## BRIEF
From the listing below, extract every line in which the word "seasonally" appears.

§ §

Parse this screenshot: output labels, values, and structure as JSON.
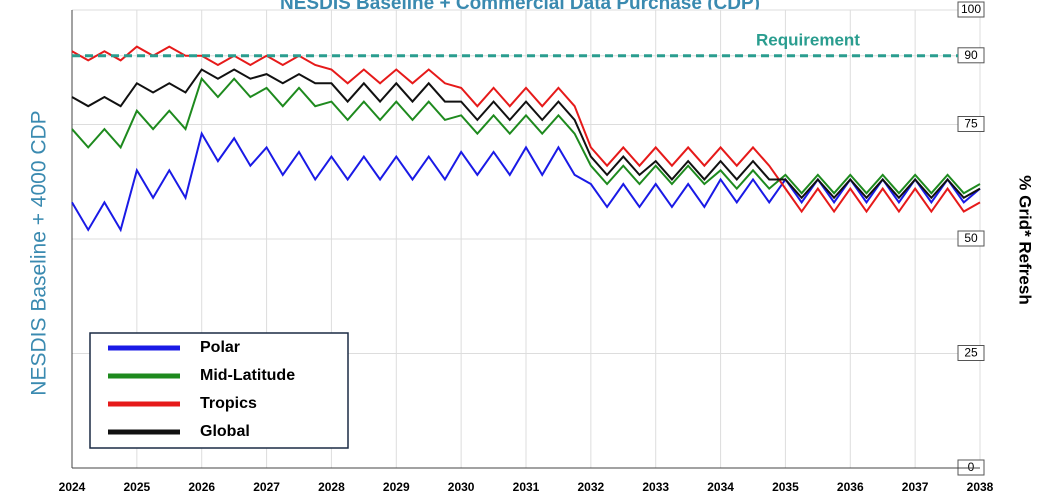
{
  "chart_data": {
    "type": "line",
    "title": "NESDIS Baseline + Commercial Data Purchase (CDP)",
    "ylabel_left": "NESDIS Baseline + 4000 CDP",
    "ylabel_right": "% Grid* Refresh",
    "requirement": {
      "label": "Requirement",
      "value": 90,
      "color": "#2a9d8f"
    },
    "x": [
      2024,
      2024.25,
      2024.5,
      2024.75,
      2025,
      2025.25,
      2025.5,
      2025.75,
      2026,
      2026.25,
      2026.5,
      2026.75,
      2027,
      2027.25,
      2027.5,
      2027.75,
      2028,
      2028.25,
      2028.5,
      2028.75,
      2029,
      2029.25,
      2029.5,
      2029.75,
      2030,
      2030.25,
      2030.5,
      2030.75,
      2031,
      2031.25,
      2031.5,
      2031.75,
      2032,
      2032.25,
      2032.5,
      2032.75,
      2033,
      2033.25,
      2033.5,
      2033.75,
      2034,
      2034.25,
      2034.5,
      2034.75,
      2035,
      2035.25,
      2035.5,
      2035.75,
      2036,
      2036.25,
      2036.5,
      2036.75,
      2037,
      2037.25,
      2037.5,
      2037.75,
      2038
    ],
    "series": [
      {
        "name": "Polar",
        "color": "#1a1ae6",
        "values": [
          58,
          52,
          58,
          52,
          65,
          59,
          65,
          59,
          73,
          67,
          72,
          66,
          70,
          64,
          69,
          63,
          68,
          63,
          68,
          63,
          68,
          63,
          68,
          63,
          69,
          64,
          69,
          64,
          70,
          64,
          70,
          64,
          62,
          57,
          62,
          57,
          62,
          57,
          62,
          57,
          63,
          58,
          63,
          58,
          63,
          58,
          63,
          58,
          63,
          58,
          63,
          58,
          63,
          58,
          63,
          58,
          61
        ]
      },
      {
        "name": "Mid-Latitude",
        "color": "#1e8a1e",
        "values": [
          74,
          70,
          74,
          70,
          78,
          74,
          78,
          74,
          85,
          81,
          85,
          81,
          83,
          79,
          83,
          79,
          80,
          76,
          80,
          76,
          80,
          76,
          80,
          76,
          77,
          73,
          77,
          73,
          77,
          73,
          77,
          73,
          66,
          62,
          66,
          62,
          66,
          62,
          66,
          62,
          65,
          61,
          65,
          61,
          64,
          60,
          64,
          60,
          64,
          60,
          64,
          60,
          64,
          60,
          64,
          60,
          62
        ]
      },
      {
        "name": "Tropics",
        "color": "#e61a1a",
        "values": [
          91,
          89,
          91,
          89,
          92,
          90,
          92,
          90,
          90,
          88,
          90,
          88,
          90,
          88,
          90,
          88,
          87,
          84,
          87,
          84,
          87,
          84,
          87,
          84,
          83,
          79,
          83,
          79,
          83,
          79,
          83,
          79,
          70,
          66,
          70,
          66,
          70,
          66,
          70,
          66,
          70,
          66,
          70,
          66,
          61,
          56,
          61,
          56,
          61,
          56,
          61,
          56,
          61,
          56,
          61,
          56,
          58
        ]
      },
      {
        "name": "Global",
        "color": "#111111",
        "values": [
          81,
          79,
          81,
          79,
          84,
          82,
          84,
          82,
          87,
          85,
          87,
          85,
          86,
          84,
          86,
          84,
          84,
          80,
          84,
          80,
          84,
          80,
          84,
          80,
          80,
          76,
          80,
          76,
          80,
          76,
          80,
          76,
          68,
          64,
          68,
          64,
          67,
          63,
          67,
          63,
          67,
          63,
          67,
          63,
          63,
          59,
          63,
          59,
          63,
          59,
          63,
          59,
          63,
          59,
          63,
          59,
          61
        ]
      }
    ],
    "xlim": [
      2024,
      2038
    ],
    "xticks": [
      2024,
      2025,
      2026,
      2027,
      2028,
      2029,
      2030,
      2031,
      2032,
      2033,
      2034,
      2035,
      2036,
      2037,
      2038
    ],
    "ylim": [
      0,
      100
    ],
    "yticks": [
      0,
      25,
      50,
      75,
      90,
      100
    ],
    "grid": true,
    "legend": "lower left"
  }
}
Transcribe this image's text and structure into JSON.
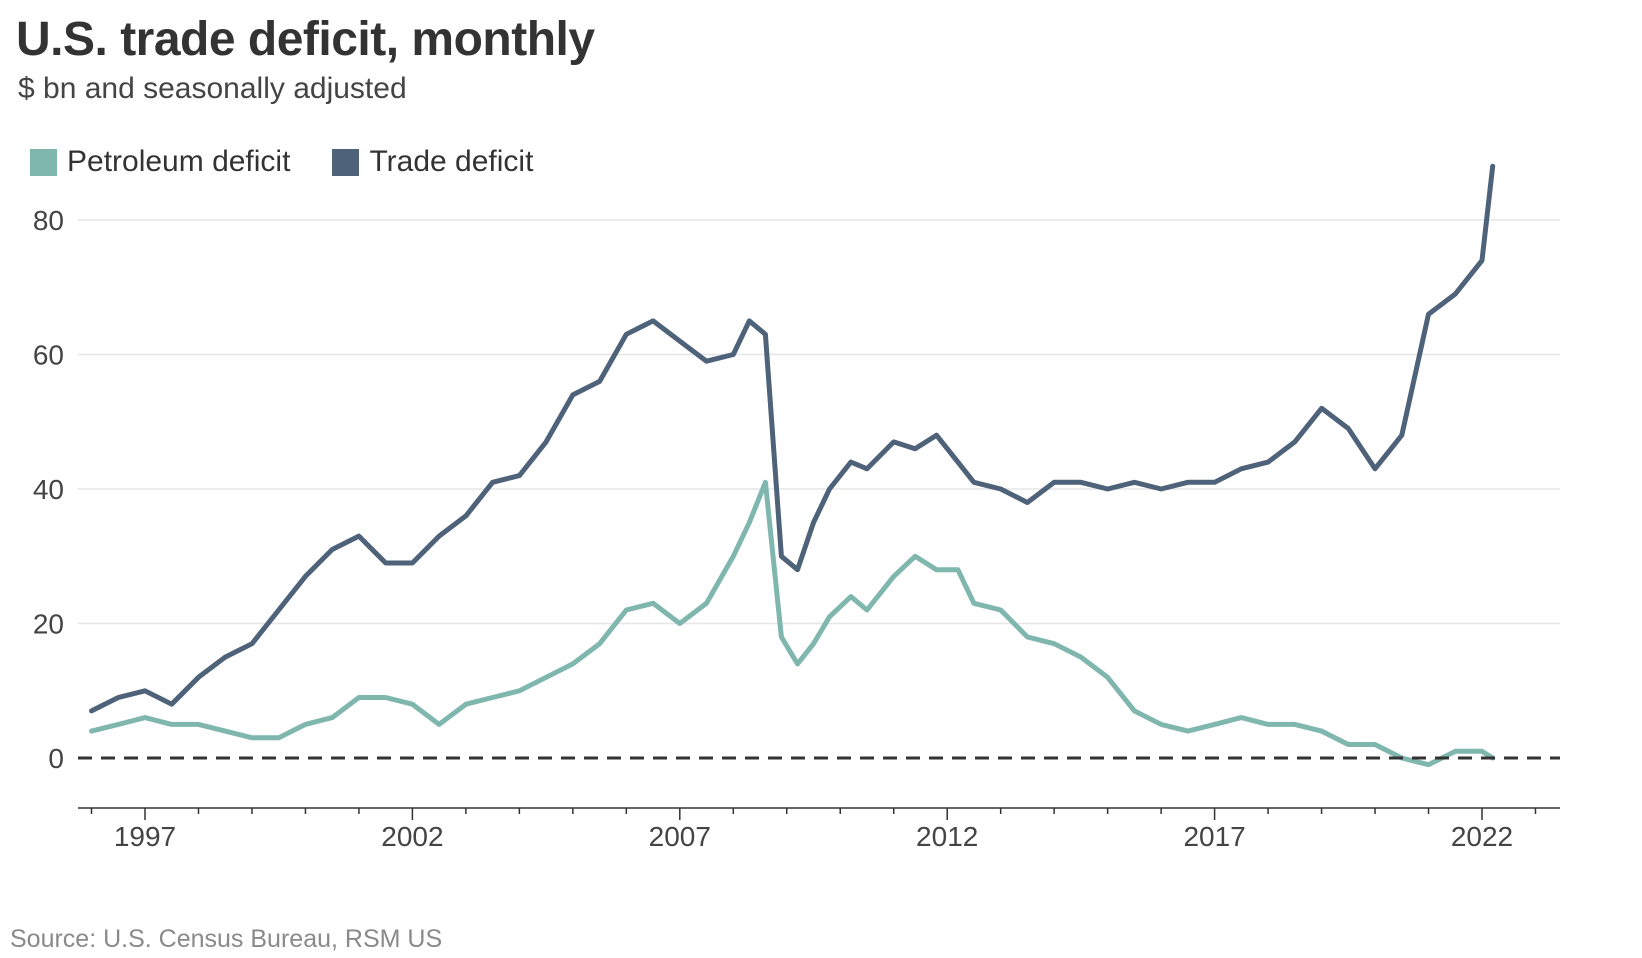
{
  "title": "U.S. trade deficit, monthly",
  "subtitle": "$ bn and seasonally adjusted",
  "source": "Source: U.S. Census Bureau, RSM US",
  "legend": [
    {
      "label": "Petroleum deficit",
      "color": "#7fb7ae"
    },
    {
      "label": "Trade deficit",
      "color": "#4e6279"
    }
  ],
  "colors": {
    "petroleum": "#7fb7ae",
    "trade": "#4e6279",
    "grid": "#e6e6e6",
    "zero_line": "#333333",
    "axis": "#333333",
    "tick_text": "#444444"
  },
  "chart_data": {
    "type": "line",
    "title": "U.S. trade deficit, monthly",
    "subtitle": "$ bn and seasonally adjusted",
    "xlabel": "",
    "ylabel": "",
    "xlim": [
      1995.75,
      2023.5
    ],
    "ylim": [
      -8,
      90
    ],
    "x_ticks": [
      1997,
      2002,
      2007,
      2012,
      2017,
      2022
    ],
    "x_tick_labels": [
      "1997",
      "2002",
      "2007",
      "2012",
      "2017",
      "2022"
    ],
    "y_ticks": [
      0,
      20,
      40,
      60,
      80
    ],
    "y_tick_labels": [
      "0",
      "20",
      "40",
      "60",
      "80"
    ],
    "grid": true,
    "legend_position": "top-left",
    "reference_line": {
      "y": 0,
      "style": "dashed"
    },
    "series": [
      {
        "name": "Petroleum deficit",
        "x": [
          1996.0,
          1996.5,
          1997.0,
          1997.5,
          1998.0,
          1998.5,
          1999.0,
          1999.5,
          2000.0,
          2000.5,
          2001.0,
          2001.5,
          2002.0,
          2002.5,
          2003.0,
          2003.5,
          2004.0,
          2004.5,
          2005.0,
          2005.5,
          2006.0,
          2006.5,
          2007.0,
          2007.5,
          2008.0,
          2008.3,
          2008.6,
          2008.9,
          2009.2,
          2009.5,
          2009.8,
          2010.2,
          2010.5,
          2011.0,
          2011.4,
          2011.8,
          2012.2,
          2012.5,
          2013.0,
          2013.5,
          2014.0,
          2014.5,
          2015.0,
          2015.5,
          2016.0,
          2016.5,
          2017.0,
          2017.5,
          2018.0,
          2018.5,
          2019.0,
          2019.5,
          2020.0,
          2020.5,
          2021.0,
          2021.5,
          2022.0,
          2022.2
        ],
        "values": [
          4,
          5,
          6,
          5,
          5,
          4,
          3,
          3,
          5,
          6,
          9,
          9,
          8,
          5,
          8,
          9,
          10,
          12,
          14,
          17,
          22,
          23,
          20,
          23,
          30,
          35,
          41,
          18,
          14,
          17,
          21,
          24,
          22,
          27,
          30,
          28,
          28,
          23,
          22,
          18,
          17,
          15,
          12,
          7,
          5,
          4,
          5,
          6,
          5,
          5,
          4,
          2,
          2,
          0,
          -1,
          1,
          1,
          0
        ]
      },
      {
        "name": "Trade deficit",
        "x": [
          1996.0,
          1996.5,
          1997.0,
          1997.5,
          1998.0,
          1998.5,
          1999.0,
          1999.5,
          2000.0,
          2000.5,
          2001.0,
          2001.5,
          2002.0,
          2002.5,
          2003.0,
          2003.5,
          2004.0,
          2004.5,
          2005.0,
          2005.5,
          2006.0,
          2006.5,
          2007.0,
          2007.5,
          2008.0,
          2008.3,
          2008.6,
          2008.9,
          2009.2,
          2009.5,
          2009.8,
          2010.2,
          2010.5,
          2011.0,
          2011.4,
          2011.8,
          2012.2,
          2012.5,
          2013.0,
          2013.5,
          2014.0,
          2014.5,
          2015.0,
          2015.5,
          2016.0,
          2016.5,
          2017.0,
          2017.5,
          2018.0,
          2018.5,
          2019.0,
          2019.5,
          2020.0,
          2020.5,
          2021.0,
          2021.5,
          2022.0,
          2022.2
        ],
        "values": [
          7,
          9,
          10,
          8,
          12,
          15,
          17,
          22,
          27,
          31,
          33,
          29,
          29,
          33,
          36,
          41,
          42,
          47,
          54,
          56,
          63,
          65,
          62,
          59,
          60,
          65,
          63,
          30,
          28,
          35,
          40,
          44,
          43,
          47,
          46,
          48,
          44,
          41,
          40,
          38,
          41,
          41,
          40,
          41,
          40,
          41,
          41,
          43,
          44,
          47,
          52,
          49,
          43,
          48,
          66,
          69,
          74,
          88
        ]
      }
    ]
  }
}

§ §

## ANSWER BELOW
  "subtitle": "$ bn and seasonally adjusted",
    "subtitle": "$ bn and seasonally adjusted",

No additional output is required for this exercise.